## Given records:

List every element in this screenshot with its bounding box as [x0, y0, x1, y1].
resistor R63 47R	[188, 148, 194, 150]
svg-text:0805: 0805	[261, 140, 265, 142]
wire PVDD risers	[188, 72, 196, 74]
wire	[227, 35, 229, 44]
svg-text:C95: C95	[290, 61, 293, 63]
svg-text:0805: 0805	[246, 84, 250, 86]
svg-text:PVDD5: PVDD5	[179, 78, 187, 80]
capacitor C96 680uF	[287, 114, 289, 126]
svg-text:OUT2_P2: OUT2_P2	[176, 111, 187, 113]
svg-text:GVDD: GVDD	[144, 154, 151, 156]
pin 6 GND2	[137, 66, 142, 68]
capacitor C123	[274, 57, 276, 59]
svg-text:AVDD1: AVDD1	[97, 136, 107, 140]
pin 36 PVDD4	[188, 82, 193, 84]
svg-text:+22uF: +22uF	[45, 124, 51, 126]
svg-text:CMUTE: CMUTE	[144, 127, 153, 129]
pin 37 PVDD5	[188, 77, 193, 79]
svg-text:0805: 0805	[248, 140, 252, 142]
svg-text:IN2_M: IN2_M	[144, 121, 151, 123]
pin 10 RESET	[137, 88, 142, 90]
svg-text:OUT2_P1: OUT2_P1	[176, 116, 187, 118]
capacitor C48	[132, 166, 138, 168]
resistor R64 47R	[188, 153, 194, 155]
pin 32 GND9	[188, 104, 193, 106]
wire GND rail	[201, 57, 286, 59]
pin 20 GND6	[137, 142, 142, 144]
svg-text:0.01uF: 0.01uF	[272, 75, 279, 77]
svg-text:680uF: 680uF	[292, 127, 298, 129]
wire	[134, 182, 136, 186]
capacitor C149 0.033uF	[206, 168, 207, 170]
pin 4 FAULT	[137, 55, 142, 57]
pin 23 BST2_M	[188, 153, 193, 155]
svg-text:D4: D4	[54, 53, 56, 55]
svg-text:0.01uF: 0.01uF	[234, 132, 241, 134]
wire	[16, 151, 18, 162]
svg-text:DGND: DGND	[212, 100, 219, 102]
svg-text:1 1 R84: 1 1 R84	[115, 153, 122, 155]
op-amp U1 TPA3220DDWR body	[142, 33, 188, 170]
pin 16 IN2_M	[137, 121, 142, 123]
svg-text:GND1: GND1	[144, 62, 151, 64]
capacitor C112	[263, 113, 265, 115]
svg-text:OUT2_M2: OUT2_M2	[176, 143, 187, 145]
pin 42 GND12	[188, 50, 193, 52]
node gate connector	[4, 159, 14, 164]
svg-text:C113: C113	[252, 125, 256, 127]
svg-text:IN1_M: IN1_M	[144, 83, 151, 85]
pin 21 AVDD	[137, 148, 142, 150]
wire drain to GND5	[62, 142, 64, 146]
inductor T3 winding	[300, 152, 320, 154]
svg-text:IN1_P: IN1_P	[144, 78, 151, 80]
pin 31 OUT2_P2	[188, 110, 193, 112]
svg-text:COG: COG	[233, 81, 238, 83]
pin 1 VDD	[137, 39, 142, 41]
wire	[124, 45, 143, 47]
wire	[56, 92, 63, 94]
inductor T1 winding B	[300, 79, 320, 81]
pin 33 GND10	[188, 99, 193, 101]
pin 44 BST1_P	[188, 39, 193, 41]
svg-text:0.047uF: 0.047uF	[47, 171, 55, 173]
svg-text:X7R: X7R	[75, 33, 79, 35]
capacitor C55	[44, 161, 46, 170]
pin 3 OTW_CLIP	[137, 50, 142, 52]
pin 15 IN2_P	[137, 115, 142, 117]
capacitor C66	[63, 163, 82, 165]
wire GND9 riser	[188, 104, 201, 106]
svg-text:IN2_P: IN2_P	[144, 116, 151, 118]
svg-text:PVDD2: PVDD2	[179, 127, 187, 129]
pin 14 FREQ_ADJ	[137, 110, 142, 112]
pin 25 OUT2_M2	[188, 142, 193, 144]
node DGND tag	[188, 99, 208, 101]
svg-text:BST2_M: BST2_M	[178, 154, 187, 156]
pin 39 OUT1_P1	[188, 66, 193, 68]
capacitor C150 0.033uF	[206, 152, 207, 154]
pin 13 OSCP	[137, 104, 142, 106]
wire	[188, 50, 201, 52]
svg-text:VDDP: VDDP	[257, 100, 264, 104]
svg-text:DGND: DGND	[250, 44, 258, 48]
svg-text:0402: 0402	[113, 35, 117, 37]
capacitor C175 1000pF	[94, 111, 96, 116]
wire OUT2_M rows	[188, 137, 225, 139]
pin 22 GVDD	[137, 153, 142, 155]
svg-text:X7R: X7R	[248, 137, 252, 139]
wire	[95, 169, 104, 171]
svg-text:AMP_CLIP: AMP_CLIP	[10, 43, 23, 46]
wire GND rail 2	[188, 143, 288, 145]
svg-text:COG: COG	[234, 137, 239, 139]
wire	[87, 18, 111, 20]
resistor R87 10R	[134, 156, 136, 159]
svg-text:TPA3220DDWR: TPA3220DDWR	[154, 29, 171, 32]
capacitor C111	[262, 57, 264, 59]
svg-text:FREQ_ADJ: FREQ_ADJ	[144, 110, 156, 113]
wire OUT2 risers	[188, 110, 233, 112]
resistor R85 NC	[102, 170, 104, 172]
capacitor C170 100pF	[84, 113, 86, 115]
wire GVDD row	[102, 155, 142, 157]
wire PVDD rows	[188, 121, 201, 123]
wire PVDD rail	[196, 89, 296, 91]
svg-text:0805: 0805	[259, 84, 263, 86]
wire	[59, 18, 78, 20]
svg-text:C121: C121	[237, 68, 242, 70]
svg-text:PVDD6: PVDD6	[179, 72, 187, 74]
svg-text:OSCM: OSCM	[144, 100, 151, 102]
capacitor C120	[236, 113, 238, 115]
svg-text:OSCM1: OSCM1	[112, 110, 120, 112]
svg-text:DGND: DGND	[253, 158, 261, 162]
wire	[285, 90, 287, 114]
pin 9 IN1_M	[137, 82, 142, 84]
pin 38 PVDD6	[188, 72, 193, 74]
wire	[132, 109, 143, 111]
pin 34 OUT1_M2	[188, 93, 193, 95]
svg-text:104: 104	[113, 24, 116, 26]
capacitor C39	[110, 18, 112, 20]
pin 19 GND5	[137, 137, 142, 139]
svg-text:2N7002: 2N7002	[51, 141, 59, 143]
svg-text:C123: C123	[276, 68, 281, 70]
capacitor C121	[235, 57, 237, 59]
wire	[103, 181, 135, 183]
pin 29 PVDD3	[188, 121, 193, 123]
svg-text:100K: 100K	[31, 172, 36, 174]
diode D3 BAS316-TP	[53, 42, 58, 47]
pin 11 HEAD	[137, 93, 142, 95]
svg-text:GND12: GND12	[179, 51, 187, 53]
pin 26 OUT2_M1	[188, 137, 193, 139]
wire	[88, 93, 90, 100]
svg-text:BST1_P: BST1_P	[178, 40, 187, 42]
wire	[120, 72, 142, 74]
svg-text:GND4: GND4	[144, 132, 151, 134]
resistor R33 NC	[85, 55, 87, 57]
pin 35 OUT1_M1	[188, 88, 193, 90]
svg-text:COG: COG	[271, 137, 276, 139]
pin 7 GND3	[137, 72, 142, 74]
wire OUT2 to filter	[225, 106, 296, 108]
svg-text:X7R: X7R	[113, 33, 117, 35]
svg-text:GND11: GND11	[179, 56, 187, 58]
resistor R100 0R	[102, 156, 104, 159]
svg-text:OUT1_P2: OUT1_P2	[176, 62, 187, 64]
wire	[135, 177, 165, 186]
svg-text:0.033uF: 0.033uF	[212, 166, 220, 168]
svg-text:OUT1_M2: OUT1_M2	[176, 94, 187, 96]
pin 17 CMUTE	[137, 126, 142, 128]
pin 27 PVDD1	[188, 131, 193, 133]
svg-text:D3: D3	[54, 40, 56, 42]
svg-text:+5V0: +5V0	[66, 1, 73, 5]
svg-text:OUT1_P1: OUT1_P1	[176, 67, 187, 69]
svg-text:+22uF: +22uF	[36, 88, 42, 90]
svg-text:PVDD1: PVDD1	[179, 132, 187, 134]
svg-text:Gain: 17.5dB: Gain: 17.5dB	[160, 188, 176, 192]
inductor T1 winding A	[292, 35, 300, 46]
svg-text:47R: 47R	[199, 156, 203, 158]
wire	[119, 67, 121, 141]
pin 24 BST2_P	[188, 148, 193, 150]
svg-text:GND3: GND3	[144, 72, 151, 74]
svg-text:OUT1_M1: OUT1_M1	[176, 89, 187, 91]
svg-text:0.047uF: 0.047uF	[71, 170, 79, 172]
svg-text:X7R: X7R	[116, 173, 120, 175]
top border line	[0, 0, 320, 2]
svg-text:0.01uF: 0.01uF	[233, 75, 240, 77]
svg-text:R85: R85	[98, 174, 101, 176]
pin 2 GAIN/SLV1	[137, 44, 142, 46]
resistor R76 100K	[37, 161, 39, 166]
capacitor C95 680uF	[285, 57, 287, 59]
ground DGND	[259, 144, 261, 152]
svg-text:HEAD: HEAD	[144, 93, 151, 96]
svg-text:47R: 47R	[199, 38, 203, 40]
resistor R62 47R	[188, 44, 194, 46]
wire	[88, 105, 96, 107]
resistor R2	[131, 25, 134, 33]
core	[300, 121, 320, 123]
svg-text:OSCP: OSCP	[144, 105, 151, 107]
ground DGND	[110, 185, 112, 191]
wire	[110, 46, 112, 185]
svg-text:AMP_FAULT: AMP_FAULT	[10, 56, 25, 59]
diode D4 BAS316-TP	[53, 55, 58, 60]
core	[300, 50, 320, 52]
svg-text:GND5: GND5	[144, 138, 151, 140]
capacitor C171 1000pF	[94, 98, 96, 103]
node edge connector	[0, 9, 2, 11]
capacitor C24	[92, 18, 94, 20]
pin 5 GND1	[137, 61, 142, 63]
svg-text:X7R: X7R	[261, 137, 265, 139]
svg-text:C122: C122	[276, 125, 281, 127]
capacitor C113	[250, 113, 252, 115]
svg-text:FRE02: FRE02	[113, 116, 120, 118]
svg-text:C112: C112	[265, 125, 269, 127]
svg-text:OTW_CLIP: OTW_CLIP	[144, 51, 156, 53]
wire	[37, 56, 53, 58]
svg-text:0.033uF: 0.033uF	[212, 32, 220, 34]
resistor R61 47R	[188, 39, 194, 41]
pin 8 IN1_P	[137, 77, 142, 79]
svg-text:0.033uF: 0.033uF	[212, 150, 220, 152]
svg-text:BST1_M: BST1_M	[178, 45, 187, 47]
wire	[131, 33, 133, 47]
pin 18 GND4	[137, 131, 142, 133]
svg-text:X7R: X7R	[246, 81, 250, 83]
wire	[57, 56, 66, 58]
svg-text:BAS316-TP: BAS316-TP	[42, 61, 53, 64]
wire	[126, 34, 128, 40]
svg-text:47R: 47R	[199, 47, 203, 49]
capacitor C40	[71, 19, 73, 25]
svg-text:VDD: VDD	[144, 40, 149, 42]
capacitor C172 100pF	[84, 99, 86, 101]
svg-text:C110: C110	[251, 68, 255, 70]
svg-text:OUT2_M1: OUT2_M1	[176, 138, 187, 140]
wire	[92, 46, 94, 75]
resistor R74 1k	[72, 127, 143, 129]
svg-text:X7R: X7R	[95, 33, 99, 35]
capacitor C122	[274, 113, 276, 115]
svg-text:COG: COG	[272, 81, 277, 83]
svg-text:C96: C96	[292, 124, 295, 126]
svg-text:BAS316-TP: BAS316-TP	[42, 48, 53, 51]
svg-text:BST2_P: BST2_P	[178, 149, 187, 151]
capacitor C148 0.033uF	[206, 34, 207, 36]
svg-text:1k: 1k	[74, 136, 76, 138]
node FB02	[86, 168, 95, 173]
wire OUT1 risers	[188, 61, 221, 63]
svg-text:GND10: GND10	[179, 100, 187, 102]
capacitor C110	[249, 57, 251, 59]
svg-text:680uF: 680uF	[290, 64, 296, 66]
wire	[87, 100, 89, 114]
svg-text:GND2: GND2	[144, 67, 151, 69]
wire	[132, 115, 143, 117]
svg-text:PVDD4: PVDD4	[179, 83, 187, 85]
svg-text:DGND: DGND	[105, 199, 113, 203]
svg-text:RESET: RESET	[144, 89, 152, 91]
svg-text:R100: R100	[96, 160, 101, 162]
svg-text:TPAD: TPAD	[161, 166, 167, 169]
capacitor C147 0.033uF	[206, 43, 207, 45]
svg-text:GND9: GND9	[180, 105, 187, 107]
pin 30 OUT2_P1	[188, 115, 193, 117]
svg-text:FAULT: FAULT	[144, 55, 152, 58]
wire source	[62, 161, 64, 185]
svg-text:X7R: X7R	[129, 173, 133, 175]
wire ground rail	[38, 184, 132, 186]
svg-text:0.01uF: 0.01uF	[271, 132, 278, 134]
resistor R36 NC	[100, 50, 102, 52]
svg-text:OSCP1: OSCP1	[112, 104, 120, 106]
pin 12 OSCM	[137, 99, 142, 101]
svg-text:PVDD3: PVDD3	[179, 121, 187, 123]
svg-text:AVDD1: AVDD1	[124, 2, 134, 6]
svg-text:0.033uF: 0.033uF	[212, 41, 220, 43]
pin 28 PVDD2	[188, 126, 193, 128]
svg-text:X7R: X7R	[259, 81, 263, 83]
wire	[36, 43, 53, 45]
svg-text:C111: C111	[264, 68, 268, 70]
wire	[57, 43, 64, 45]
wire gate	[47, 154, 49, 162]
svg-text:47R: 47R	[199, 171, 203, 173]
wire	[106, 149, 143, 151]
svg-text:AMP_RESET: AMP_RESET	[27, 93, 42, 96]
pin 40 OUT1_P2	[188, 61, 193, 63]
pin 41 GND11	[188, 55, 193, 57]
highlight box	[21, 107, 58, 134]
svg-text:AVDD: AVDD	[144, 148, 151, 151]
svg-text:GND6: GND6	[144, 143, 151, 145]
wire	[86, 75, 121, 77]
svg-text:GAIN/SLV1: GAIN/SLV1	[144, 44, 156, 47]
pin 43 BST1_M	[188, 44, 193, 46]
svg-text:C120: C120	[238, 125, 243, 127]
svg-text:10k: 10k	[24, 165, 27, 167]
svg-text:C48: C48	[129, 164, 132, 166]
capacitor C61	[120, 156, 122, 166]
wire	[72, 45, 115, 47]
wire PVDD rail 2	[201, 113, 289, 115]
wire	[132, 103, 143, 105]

## Required work:
Copy the listing verbatim, beginning at its first line and ending after the line containing "84, 250, 86]".

## Solution for this exercise:
List every element in this screenshot with its bounding box as [x0, y0, x1, y1].
resistor R63 47R	[188, 148, 194, 150]
svg-text:0805: 0805	[261, 140, 265, 142]
wire PVDD risers	[188, 72, 196, 74]
wire	[227, 35, 229, 44]
svg-text:C95: C95	[290, 61, 293, 63]
svg-text:0805: 0805	[246, 84, 250, 86]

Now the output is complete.